**Data excerpts:**
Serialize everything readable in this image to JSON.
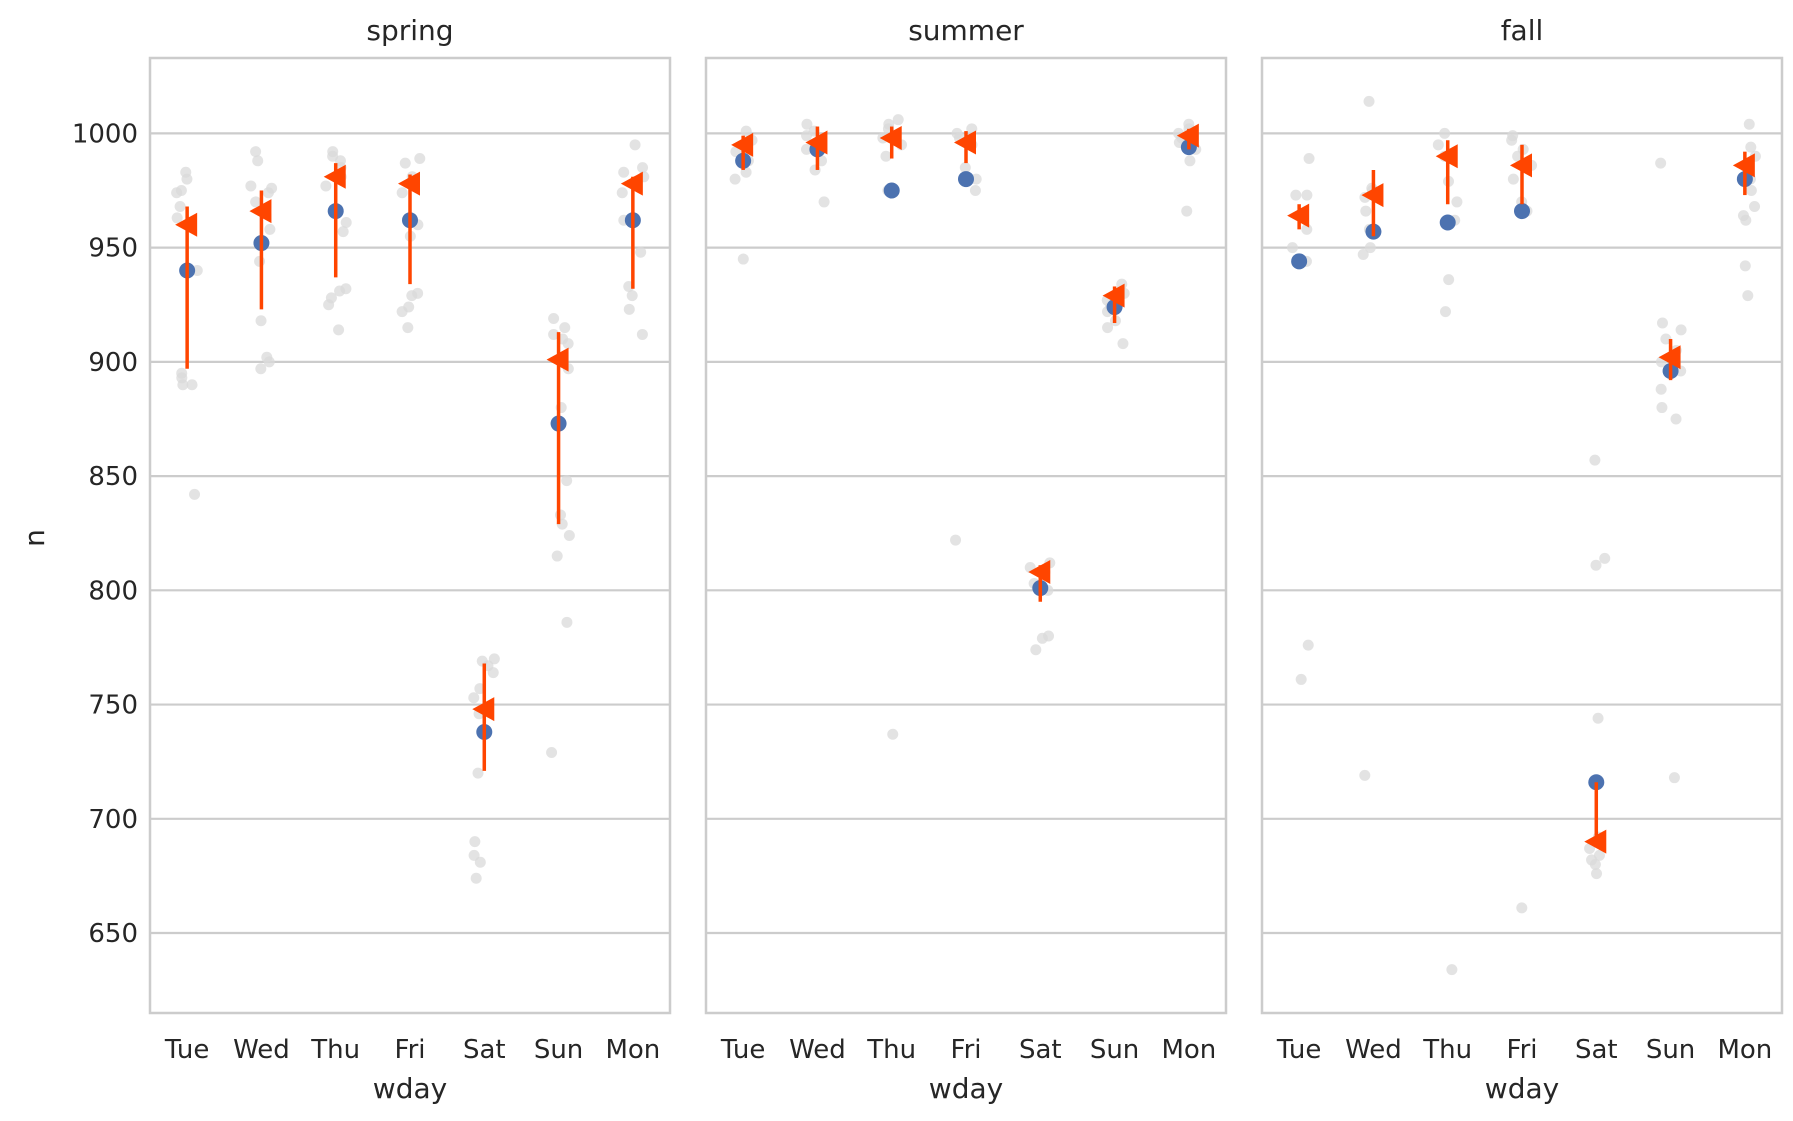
{
  "chart_data": {
    "type": "scatter",
    "ylabel": "n",
    "xlabel": "wday",
    "categories": [
      "Tue",
      "Wed",
      "Thu",
      "Fri",
      "Sat",
      "Sun",
      "Mon"
    ],
    "yticks": [
      650,
      700,
      750,
      800,
      850,
      900,
      950,
      1000
    ],
    "ylim": [
      615,
      1033
    ],
    "grid": "horizontal",
    "colors": {
      "mean": "#4c72b0",
      "marker": "#ff4500",
      "raw": "#d9d9d9"
    },
    "facets": [
      {
        "title": "spring",
        "mean": [
          940,
          952,
          966,
          962,
          738,
          873,
          962
        ],
        "ci_low": [
          897,
          923,
          937,
          934,
          721,
          829,
          932
        ],
        "ci_high": [
          968,
          975,
          987,
          982,
          768,
          913,
          981
        ],
        "marker": [
          960,
          966,
          981,
          978,
          748,
          901,
          978
        ],
        "raw": [
          [
            983,
            980,
            975,
            974,
            968,
            963,
            940,
            895,
            893,
            890,
            890,
            842
          ],
          [
            992,
            988,
            977,
            976,
            974,
            970,
            958,
            944,
            918,
            902,
            900,
            897
          ],
          [
            992,
            990,
            988,
            985,
            981,
            977,
            961,
            957,
            932,
            931,
            928,
            925,
            914
          ],
          [
            989,
            987,
            981,
            978,
            974,
            960,
            955,
            930,
            929,
            924,
            922,
            915
          ],
          [
            770,
            769,
            767,
            764,
            757,
            753,
            746,
            720,
            690,
            684,
            681,
            674
          ],
          [
            919,
            915,
            912,
            910,
            908,
            897,
            880,
            848,
            833,
            829,
            824,
            815,
            786,
            729
          ],
          [
            995,
            985,
            983,
            981,
            978,
            974,
            962,
            948,
            933,
            929,
            923,
            912
          ]
        ]
      },
      {
        "title": "summer",
        "mean": [
          988,
          993,
          975,
          980,
          801,
          924,
          994
        ],
        "ci_low": [
          984,
          984,
          989,
          987,
          795,
          917,
          993
        ],
        "ci_high": [
          999,
          1003,
          1003,
          1001,
          811,
          933,
          1002
        ],
        "marker": [
          995,
          996,
          998,
          996,
          808,
          929,
          999
        ],
        "raw": [
          [
            1001,
            997,
            995,
            992,
            988,
            983,
            980,
            945
          ],
          [
            1004,
            1001,
            999,
            995,
            993,
            988,
            984,
            970
          ],
          [
            1006,
            1004,
            1002,
            998,
            995,
            990,
            975,
            737
          ],
          [
            1002,
            1000,
            998,
            995,
            985,
            980,
            975,
            822
          ],
          [
            812,
            810,
            808,
            803,
            800,
            780,
            779,
            774
          ],
          [
            934,
            930,
            927,
            924,
            922,
            918,
            915,
            908
          ],
          [
            1004,
            1002,
            1000,
            998,
            996,
            993,
            988,
            966
          ]
        ]
      },
      {
        "title": "fall",
        "mean": [
          944,
          957,
          961,
          966,
          716,
          896,
          980
        ],
        "ci_low": [
          958,
          955,
          969,
          969,
          689,
          892,
          973
        ],
        "ci_high": [
          969,
          984,
          997,
          995,
          716,
          910,
          992
        ],
        "marker": [
          964,
          973,
          990,
          986,
          690,
          902,
          986
        ],
        "raw": [
          [
            989,
            973,
            973,
            965,
            958,
            950,
            944,
            776,
            761
          ],
          [
            1014,
            976,
            975,
            972,
            966,
            958,
            950,
            947,
            719
          ],
          [
            1000,
            995,
            990,
            979,
            970,
            962,
            936,
            922,
            634
          ],
          [
            999,
            997,
            993,
            990,
            986,
            980,
            970,
            966,
            661
          ],
          [
            857,
            814,
            811,
            744,
            716,
            692,
            687,
            684,
            682,
            680,
            676
          ],
          [
            987,
            917,
            914,
            910,
            905,
            900,
            896,
            888,
            880,
            875,
            718
          ],
          [
            1004,
            994,
            990,
            985,
            980,
            975,
            968,
            964,
            962,
            942,
            929
          ]
        ]
      }
    ]
  }
}
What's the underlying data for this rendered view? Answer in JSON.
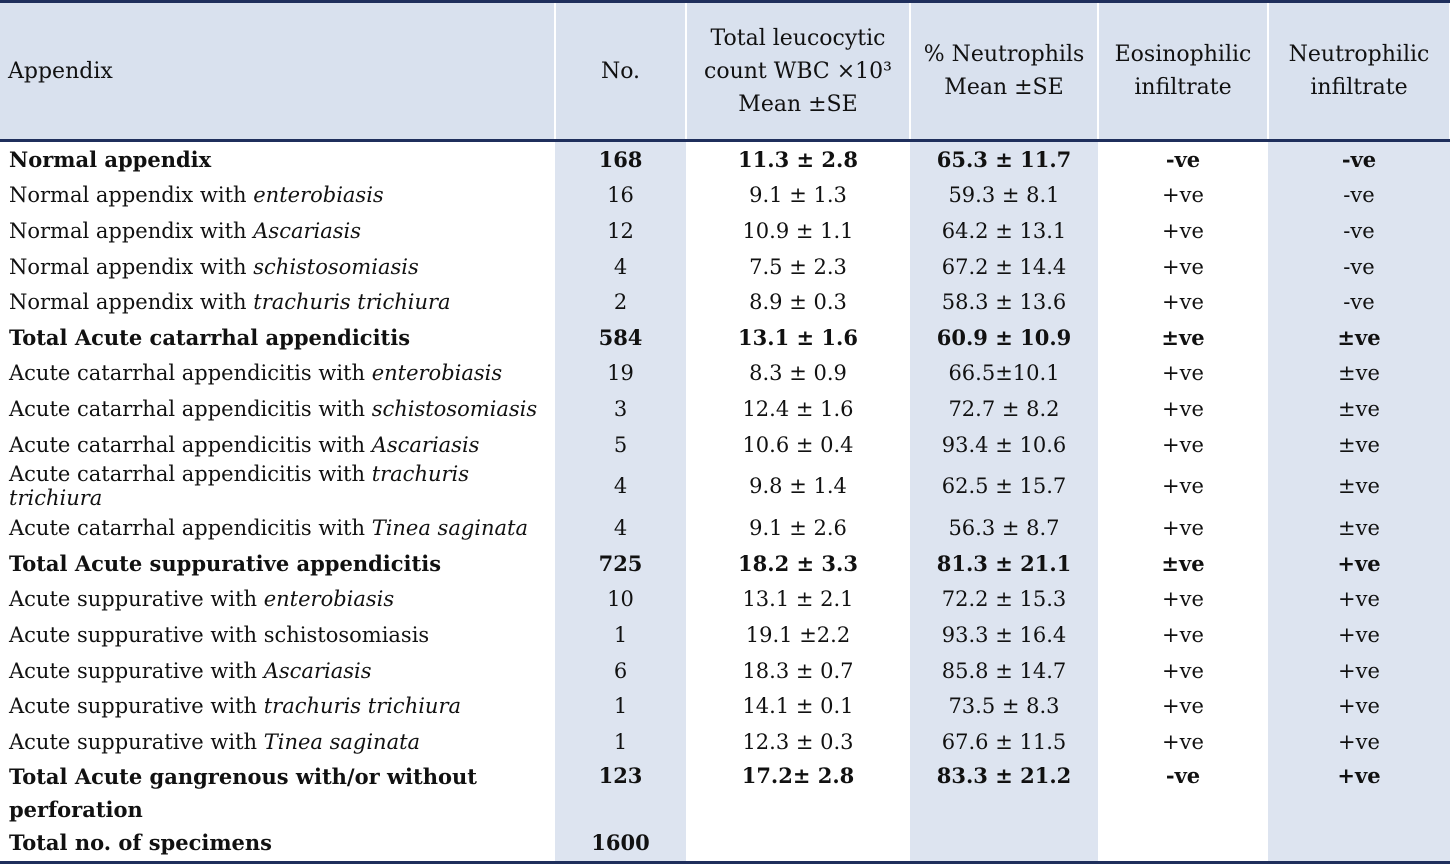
{
  "headers": [
    "Appendix",
    "No.",
    "Total leucocytic count WBC ×10³ Mean ±SE",
    "% Neutrophils Mean ±SE",
    "Eosinophilic infiltrate",
    "Neutrophilic infiltrate"
  ],
  "rows": [
    {
      "bold": true,
      "name": "Normal appendix",
      "italic": "",
      "no": "168",
      "wbc": "11.3 ± 2.8",
      "neut": "65.3 ± 11.7",
      "eos": "-ve",
      "neutinf": "-ve"
    },
    {
      "bold": false,
      "name": "Normal appendix with ",
      "italic": "enterobiasis",
      "no": "16",
      "wbc": "9.1 ± 1.3",
      "neut": "59.3 ± 8.1",
      "eos": "+ve",
      "neutinf": "-ve"
    },
    {
      "bold": false,
      "name": "Normal appendix with ",
      "italic": "Ascariasis",
      "no": "12",
      "wbc": "10.9 ± 1.1",
      "neut": "64.2 ± 13.1",
      "eos": "+ve",
      "neutinf": "-ve"
    },
    {
      "bold": false,
      "name": "Normal appendix with ",
      "italic": "schistosomiasis",
      "no": "4",
      "wbc": "7.5 ± 2.3",
      "neut": "67.2 ± 14.4",
      "eos": "+ve",
      "neutinf": "-ve"
    },
    {
      "bold": false,
      "name": "Normal appendix with ",
      "italic": "trachuris trichiura",
      "no": "2",
      "wbc": "8.9 ± 0.3",
      "neut": "58.3 ± 13.6",
      "eos": "+ve",
      "neutinf": "-ve"
    },
    {
      "bold": true,
      "name": "Total Acute catarrhal appendicitis",
      "italic": "",
      "no": "584",
      "wbc": "13.1 ± 1.6",
      "neut": "60.9 ± 10.9",
      "eos": "±ve",
      "neutinf": "±ve"
    },
    {
      "bold": false,
      "name": "Acute catarrhal appendicitis with ",
      "italic": "enterobiasis",
      "no": "19",
      "wbc": "8.3 ± 0.9",
      "neut": "66.5±10.1",
      "eos": "+ve",
      "neutinf": "±ve"
    },
    {
      "bold": false,
      "name": "Acute catarrhal appendicitis with ",
      "italic": "schistosomiasis",
      "no": "3",
      "wbc": "12.4 ± 1.6",
      "neut": "72.7 ± 8.2",
      "eos": "+ve",
      "neutinf": "±ve"
    },
    {
      "bold": false,
      "name": "Acute catarrhal appendicitis with ",
      "italic": "Ascariasis",
      "no": "5",
      "wbc": "10.6 ± 0.4",
      "neut": "93.4 ± 10.6",
      "eos": "+ve",
      "neutinf": "±ve"
    },
    {
      "bold": false,
      "name": "Acute catarrhal appendicitis with ",
      "italic": "trachuris trichiura",
      "no": "4",
      "wbc": "9.8 ± 1.4",
      "neut": "62.5 ± 15.7",
      "eos": "+ve",
      "neutinf": "±ve"
    },
    {
      "bold": false,
      "name": "Acute catarrhal appendicitis with ",
      "italic": "Tinea saginata",
      "no": "4",
      "wbc": "9.1 ± 2.6",
      "neut": "56.3 ± 8.7",
      "eos": "+ve",
      "neutinf": "±ve"
    },
    {
      "bold": true,
      "name": "Total Acute suppurative appendicitis",
      "italic": "",
      "no": "725",
      "wbc": "18.2 ± 3.3",
      "neut": "81.3 ± 21.1",
      "eos": "±ve",
      "neutinf": "+ve"
    },
    {
      "bold": false,
      "name": "Acute suppurative with ",
      "italic": "enterobiasis",
      "no": "10",
      "wbc": "13.1 ± 2.1",
      "neut": "72.2 ± 15.3",
      "eos": "+ve",
      "neutinf": "+ve"
    },
    {
      "bold": false,
      "name": "Acute suppurative with schistosomiasis",
      "italic": "",
      "no": "1",
      "wbc": "19.1 ±2.2",
      "neut": "93.3 ± 16.4",
      "eos": "+ve",
      "neutinf": "+ve"
    },
    {
      "bold": false,
      "name": "Acute suppurative with ",
      "italic": "Ascariasis",
      "no": "6",
      "wbc": "18.3 ± 0.7",
      "neut": "85.8 ± 14.7",
      "eos": "+ve",
      "neutinf": "+ve"
    },
    {
      "bold": false,
      "name": "Acute suppurative with ",
      "italic": "trachuris trichiura",
      "no": "1",
      "wbc": "14.1 ± 0.1",
      "neut": "73.5 ± 8.3",
      "eos": "+ve",
      "neutinf": "+ve"
    },
    {
      "bold": false,
      "name": "Acute suppurative with ",
      "italic": "Tinea saginata",
      "no": "1",
      "wbc": "12.3 ± 0.3",
      "neut": "67.6 ± 11.5",
      "eos": "+ve",
      "neutinf": "+ve"
    },
    {
      "bold": true,
      "name": "Total Acute gangrenous with/or without perforation",
      "italic": "",
      "no": "123",
      "wbc": "17.2± 2.8",
      "neut": "83.3 ± 21.2",
      "eos": "-ve",
      "neutinf": "+ve"
    },
    {
      "bold": true,
      "name": "Total no. of specimens",
      "italic": "",
      "no": "1600",
      "wbc": "",
      "neut": "",
      "eos": "",
      "neutinf": ""
    }
  ]
}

**Given exercise:**
Copy, from the material, each line that holds the string "this".

**Result below:**
Serialize everything readable in this image to JSON.
What's the underlying data for this rendered view? Answer in JSON.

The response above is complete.